DIRECTIONS: Report every line below that holds the word "есть".

# START OF RECORDS FOR PROCESSING

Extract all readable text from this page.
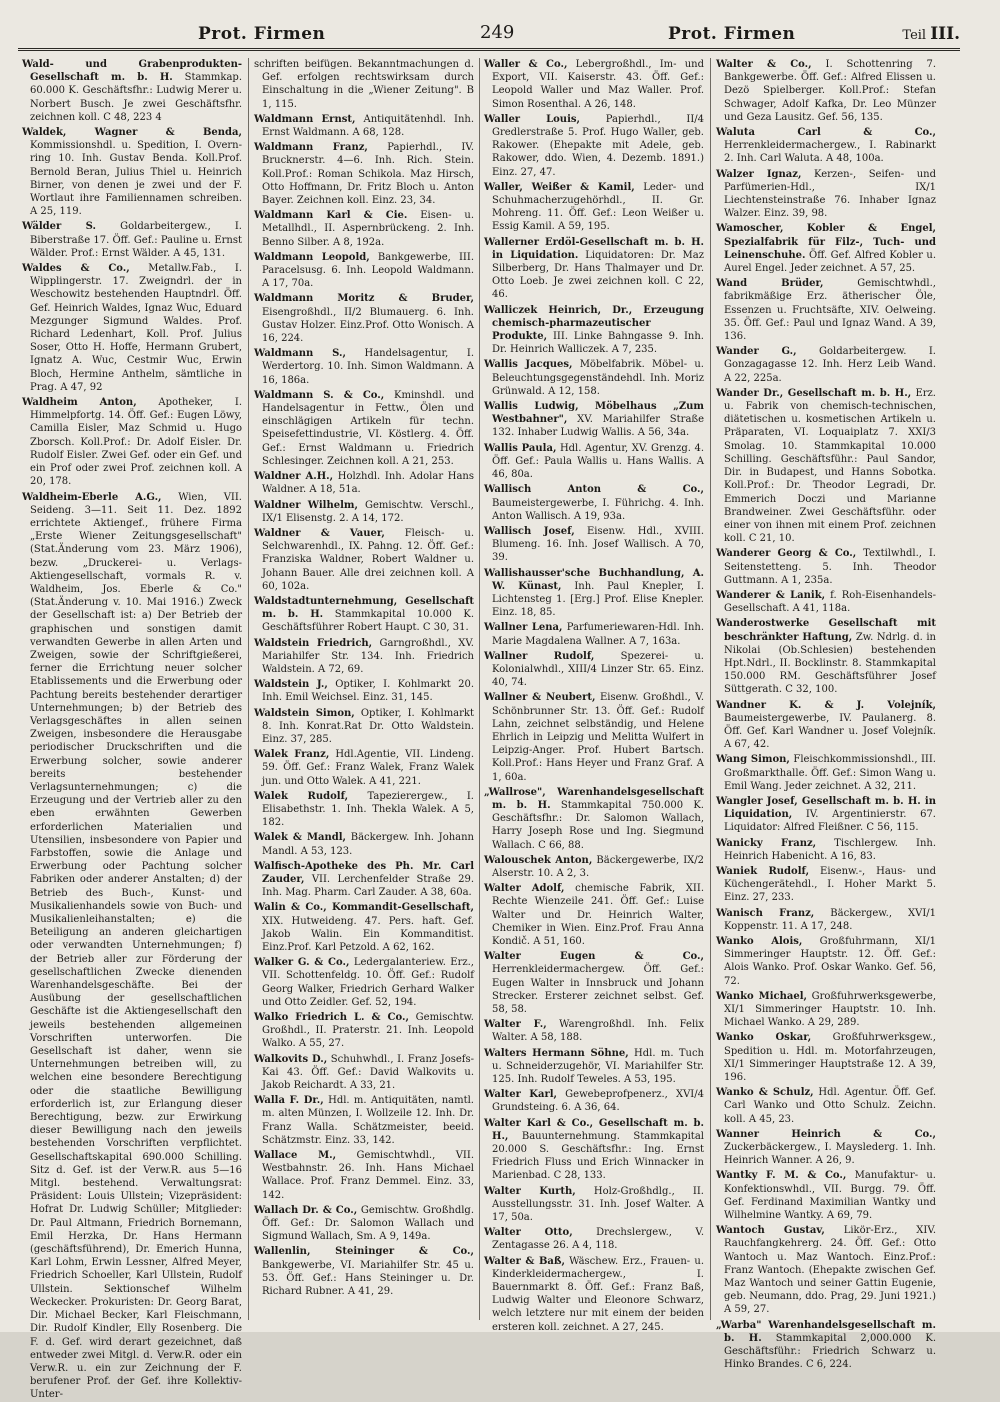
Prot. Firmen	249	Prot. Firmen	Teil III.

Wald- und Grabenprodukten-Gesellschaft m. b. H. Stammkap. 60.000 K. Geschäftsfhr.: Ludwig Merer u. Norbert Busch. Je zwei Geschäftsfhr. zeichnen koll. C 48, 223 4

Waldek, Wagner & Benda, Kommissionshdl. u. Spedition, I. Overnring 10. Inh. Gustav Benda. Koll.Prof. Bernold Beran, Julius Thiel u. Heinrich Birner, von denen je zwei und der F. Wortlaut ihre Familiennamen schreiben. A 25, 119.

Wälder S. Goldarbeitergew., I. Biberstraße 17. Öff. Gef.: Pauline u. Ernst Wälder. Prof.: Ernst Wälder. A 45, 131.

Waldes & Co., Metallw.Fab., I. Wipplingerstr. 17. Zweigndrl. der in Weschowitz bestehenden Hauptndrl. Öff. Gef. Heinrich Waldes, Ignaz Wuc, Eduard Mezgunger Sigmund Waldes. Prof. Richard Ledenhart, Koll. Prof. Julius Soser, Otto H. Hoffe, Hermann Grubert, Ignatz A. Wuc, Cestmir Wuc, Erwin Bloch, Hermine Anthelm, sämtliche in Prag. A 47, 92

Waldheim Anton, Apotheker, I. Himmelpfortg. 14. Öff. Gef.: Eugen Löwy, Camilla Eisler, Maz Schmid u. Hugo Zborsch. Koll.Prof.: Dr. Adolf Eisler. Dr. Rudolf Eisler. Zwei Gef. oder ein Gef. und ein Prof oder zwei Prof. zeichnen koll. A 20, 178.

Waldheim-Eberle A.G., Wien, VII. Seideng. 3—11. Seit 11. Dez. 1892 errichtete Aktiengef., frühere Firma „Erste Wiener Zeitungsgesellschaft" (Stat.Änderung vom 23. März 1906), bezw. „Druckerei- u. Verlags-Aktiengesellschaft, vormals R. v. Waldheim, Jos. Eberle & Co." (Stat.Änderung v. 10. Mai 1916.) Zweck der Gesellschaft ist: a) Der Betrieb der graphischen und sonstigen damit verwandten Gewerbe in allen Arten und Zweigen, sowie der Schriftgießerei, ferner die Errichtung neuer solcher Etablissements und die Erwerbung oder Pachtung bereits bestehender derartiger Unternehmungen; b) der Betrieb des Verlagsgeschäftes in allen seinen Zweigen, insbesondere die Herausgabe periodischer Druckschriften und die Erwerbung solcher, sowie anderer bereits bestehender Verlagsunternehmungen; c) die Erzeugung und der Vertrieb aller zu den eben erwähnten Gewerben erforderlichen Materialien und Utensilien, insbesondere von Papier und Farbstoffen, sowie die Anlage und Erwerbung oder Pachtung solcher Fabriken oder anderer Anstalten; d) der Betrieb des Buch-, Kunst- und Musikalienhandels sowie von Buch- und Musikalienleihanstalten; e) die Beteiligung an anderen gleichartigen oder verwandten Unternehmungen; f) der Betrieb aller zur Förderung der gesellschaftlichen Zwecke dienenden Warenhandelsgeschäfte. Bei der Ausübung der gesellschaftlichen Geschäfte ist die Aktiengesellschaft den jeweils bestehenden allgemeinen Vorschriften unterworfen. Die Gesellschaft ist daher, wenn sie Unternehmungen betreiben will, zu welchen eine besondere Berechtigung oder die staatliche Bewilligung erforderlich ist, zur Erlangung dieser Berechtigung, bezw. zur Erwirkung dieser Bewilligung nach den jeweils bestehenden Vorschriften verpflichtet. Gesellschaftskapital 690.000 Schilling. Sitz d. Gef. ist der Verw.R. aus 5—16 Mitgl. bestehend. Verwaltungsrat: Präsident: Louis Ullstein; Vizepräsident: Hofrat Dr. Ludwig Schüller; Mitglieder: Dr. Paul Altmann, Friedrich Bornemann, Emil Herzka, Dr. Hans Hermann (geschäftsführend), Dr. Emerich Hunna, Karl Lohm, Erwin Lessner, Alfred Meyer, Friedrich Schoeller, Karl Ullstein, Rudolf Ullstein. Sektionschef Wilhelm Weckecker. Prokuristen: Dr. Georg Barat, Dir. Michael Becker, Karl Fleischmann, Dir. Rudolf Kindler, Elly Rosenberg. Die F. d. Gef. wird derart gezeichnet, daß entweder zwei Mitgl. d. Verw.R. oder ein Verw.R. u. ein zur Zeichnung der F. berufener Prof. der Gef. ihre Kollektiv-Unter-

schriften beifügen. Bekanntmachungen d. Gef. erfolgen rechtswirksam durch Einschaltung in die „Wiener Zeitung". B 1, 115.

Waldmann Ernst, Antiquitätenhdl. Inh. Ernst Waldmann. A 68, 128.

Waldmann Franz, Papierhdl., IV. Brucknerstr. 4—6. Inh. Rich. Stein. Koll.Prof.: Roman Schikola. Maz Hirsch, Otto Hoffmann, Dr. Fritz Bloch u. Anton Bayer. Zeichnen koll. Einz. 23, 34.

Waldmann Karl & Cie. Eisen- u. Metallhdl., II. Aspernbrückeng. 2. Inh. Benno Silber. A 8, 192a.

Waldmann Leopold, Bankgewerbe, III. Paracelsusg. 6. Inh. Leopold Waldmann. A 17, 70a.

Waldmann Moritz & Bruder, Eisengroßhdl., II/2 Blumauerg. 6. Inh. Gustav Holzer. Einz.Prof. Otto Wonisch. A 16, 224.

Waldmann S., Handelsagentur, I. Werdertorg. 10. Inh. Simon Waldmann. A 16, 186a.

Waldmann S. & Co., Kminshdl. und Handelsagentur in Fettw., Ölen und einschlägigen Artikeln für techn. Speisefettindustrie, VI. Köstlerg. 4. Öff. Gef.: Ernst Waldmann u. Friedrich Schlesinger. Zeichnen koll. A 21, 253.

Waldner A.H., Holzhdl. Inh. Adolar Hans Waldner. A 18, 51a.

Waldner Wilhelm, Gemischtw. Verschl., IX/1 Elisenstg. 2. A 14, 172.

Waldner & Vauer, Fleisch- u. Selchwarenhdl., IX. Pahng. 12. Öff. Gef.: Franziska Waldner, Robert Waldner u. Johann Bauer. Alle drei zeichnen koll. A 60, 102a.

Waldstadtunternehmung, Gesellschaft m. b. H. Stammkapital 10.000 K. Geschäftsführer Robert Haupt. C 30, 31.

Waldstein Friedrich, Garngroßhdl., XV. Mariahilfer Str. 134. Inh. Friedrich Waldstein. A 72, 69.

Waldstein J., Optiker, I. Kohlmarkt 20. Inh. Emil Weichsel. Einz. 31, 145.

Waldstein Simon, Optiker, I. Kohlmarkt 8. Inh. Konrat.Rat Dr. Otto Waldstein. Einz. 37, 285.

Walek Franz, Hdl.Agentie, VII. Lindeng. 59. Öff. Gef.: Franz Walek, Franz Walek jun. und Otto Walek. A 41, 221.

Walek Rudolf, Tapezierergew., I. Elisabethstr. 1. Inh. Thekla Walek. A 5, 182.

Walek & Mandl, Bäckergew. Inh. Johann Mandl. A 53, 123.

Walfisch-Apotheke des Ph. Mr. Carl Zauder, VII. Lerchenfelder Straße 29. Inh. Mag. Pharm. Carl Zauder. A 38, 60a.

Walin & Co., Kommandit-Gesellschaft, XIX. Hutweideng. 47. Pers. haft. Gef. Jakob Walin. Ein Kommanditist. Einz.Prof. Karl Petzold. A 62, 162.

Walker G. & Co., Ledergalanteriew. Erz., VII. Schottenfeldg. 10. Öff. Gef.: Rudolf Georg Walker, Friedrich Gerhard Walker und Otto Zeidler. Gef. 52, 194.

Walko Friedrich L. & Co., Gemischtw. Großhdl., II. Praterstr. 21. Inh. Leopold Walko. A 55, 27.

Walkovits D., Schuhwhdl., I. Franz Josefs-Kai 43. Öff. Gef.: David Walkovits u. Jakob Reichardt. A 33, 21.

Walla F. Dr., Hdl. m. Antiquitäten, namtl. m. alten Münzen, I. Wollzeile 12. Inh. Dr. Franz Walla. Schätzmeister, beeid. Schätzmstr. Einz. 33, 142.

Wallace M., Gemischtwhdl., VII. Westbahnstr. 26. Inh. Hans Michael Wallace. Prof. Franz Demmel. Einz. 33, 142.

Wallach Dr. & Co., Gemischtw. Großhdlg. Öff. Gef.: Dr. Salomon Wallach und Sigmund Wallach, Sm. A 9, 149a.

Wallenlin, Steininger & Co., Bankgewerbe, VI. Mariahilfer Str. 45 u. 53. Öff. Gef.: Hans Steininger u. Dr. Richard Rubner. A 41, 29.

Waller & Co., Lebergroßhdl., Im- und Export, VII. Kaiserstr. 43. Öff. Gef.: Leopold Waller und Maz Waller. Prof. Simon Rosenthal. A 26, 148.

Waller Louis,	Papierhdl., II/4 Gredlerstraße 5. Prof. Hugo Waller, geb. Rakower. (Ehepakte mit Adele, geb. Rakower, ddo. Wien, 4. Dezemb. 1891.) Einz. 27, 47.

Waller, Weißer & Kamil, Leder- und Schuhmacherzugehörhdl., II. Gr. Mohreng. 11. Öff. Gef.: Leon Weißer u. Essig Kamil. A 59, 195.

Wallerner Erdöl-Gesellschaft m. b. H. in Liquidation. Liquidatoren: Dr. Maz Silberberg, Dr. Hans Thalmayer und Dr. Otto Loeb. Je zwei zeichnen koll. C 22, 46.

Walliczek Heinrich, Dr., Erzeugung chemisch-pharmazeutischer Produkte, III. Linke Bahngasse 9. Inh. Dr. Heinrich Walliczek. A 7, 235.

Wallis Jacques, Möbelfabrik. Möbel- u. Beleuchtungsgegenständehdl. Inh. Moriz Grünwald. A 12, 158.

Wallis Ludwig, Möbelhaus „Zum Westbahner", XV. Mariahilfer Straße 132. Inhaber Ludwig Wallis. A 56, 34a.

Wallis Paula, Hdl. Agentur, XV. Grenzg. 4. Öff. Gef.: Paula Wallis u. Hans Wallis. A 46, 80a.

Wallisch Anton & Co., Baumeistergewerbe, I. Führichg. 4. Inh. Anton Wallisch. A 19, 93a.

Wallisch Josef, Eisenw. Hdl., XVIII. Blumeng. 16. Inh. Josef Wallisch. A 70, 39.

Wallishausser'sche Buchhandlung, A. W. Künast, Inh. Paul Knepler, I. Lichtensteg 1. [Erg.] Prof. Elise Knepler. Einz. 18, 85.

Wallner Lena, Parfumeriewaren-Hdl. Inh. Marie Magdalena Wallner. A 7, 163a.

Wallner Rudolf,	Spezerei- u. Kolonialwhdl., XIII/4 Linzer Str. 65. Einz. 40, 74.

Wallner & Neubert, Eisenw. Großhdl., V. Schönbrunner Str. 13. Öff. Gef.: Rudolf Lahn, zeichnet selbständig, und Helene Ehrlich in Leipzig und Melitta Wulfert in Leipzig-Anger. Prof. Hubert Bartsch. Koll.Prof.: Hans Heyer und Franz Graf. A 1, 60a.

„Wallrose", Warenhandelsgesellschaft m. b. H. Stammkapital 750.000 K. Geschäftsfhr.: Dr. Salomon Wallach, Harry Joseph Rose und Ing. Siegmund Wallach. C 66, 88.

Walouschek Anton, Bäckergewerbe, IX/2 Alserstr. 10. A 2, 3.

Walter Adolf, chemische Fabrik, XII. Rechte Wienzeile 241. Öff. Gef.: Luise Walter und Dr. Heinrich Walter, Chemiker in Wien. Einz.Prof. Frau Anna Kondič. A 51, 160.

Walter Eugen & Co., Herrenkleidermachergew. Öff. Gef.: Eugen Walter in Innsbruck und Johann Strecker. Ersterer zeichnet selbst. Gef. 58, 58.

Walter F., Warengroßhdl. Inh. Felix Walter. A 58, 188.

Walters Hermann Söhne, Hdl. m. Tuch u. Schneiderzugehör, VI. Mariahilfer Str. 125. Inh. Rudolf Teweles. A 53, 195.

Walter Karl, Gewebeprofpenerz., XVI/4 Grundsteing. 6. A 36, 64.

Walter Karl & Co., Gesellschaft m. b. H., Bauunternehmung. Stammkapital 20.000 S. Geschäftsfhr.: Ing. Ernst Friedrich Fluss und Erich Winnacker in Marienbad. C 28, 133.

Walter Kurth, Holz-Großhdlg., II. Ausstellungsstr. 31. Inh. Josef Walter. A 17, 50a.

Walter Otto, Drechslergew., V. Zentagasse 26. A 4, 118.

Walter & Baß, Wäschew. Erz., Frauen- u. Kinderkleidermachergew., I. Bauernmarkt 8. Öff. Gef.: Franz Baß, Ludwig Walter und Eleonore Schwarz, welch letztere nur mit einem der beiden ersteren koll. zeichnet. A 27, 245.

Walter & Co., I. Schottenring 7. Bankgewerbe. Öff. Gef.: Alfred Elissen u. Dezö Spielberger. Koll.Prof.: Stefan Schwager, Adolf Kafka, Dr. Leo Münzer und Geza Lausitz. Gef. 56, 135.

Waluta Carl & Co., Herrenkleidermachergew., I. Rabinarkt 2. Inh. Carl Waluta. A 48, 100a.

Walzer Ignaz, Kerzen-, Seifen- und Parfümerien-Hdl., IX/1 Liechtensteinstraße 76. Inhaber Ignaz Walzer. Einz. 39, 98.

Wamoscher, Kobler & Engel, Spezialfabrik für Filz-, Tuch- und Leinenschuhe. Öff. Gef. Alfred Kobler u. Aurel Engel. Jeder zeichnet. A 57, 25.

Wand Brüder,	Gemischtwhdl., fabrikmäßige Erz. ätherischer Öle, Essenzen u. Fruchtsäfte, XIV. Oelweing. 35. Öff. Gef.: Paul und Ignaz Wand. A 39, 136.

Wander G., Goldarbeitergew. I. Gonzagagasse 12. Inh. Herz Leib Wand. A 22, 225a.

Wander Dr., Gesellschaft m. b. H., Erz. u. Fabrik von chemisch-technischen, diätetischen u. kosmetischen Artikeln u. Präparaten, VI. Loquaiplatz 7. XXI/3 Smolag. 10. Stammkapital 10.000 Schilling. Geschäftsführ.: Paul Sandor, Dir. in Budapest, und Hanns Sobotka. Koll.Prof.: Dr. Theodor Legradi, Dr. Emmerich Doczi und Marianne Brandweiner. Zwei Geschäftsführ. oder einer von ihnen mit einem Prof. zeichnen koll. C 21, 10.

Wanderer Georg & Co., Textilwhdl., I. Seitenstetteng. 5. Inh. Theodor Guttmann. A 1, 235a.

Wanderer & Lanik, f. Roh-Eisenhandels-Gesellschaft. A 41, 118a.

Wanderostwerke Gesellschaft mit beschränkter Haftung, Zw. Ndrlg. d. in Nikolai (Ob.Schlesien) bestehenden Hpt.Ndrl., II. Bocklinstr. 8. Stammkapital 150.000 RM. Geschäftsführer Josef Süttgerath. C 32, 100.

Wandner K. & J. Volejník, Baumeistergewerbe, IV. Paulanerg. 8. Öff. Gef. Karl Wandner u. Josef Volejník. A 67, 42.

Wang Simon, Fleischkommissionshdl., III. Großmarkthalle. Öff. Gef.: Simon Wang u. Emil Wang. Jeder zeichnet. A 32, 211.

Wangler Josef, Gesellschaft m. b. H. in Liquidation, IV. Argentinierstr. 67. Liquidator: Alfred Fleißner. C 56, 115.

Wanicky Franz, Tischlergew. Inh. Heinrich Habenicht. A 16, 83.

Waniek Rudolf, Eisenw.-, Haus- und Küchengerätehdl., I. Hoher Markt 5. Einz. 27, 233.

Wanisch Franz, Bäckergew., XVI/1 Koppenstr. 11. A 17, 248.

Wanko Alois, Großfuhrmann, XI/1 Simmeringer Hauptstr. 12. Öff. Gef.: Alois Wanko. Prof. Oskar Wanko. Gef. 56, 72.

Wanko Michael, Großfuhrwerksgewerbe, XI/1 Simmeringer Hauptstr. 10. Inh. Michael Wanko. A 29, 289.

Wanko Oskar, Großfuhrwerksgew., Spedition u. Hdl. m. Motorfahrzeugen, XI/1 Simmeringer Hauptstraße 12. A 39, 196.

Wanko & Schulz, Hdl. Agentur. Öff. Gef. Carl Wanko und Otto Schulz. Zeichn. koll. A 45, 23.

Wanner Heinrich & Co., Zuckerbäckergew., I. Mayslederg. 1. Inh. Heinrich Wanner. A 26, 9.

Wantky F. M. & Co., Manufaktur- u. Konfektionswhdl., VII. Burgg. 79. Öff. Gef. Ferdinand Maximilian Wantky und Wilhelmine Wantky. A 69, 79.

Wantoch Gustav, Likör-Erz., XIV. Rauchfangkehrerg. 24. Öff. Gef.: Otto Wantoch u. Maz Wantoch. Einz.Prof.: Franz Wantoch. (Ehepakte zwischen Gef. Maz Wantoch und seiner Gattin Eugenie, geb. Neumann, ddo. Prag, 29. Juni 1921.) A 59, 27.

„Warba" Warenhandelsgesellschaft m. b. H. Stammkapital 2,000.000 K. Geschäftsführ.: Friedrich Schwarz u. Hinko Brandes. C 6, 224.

# END OF RECORDS FOR PROCESSING
# START OF RECORDS FOR PROCESSING

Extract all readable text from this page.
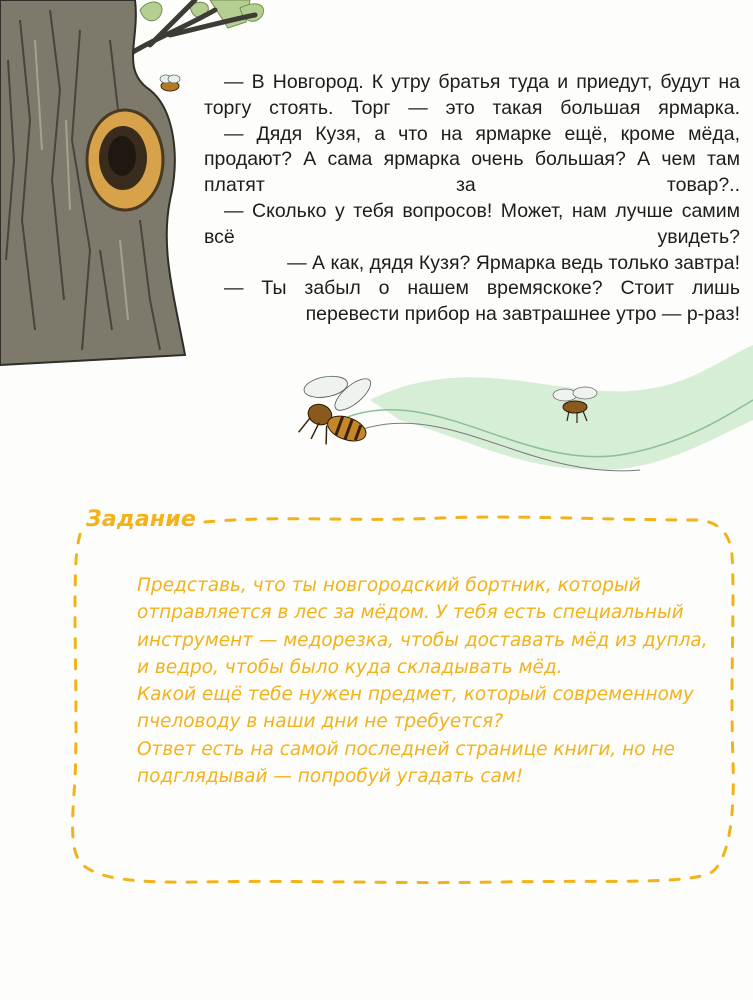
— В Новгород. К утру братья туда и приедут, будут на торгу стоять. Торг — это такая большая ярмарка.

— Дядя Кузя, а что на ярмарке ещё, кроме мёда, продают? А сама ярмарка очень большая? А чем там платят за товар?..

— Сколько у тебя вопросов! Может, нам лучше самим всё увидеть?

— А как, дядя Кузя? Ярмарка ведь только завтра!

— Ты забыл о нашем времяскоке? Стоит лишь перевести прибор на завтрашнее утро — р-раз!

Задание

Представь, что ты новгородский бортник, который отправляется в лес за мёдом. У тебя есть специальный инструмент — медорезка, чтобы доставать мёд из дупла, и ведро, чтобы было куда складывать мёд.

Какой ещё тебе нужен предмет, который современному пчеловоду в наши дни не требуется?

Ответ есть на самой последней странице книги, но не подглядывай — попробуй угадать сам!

# END OF RECORDS FOR PROCESSING

FINAL RESULT:
Представь, что ты новгородский бортник, который отправляется в лес за мёдом. У тебя есть специальный инструмент — медорезка, чтобы доставать мёд из дупла, и ведро, чтобы было куда складывать мёд.
Ответ есть на самой последней странице книги, но не подглядывай — попробуй угадать сам!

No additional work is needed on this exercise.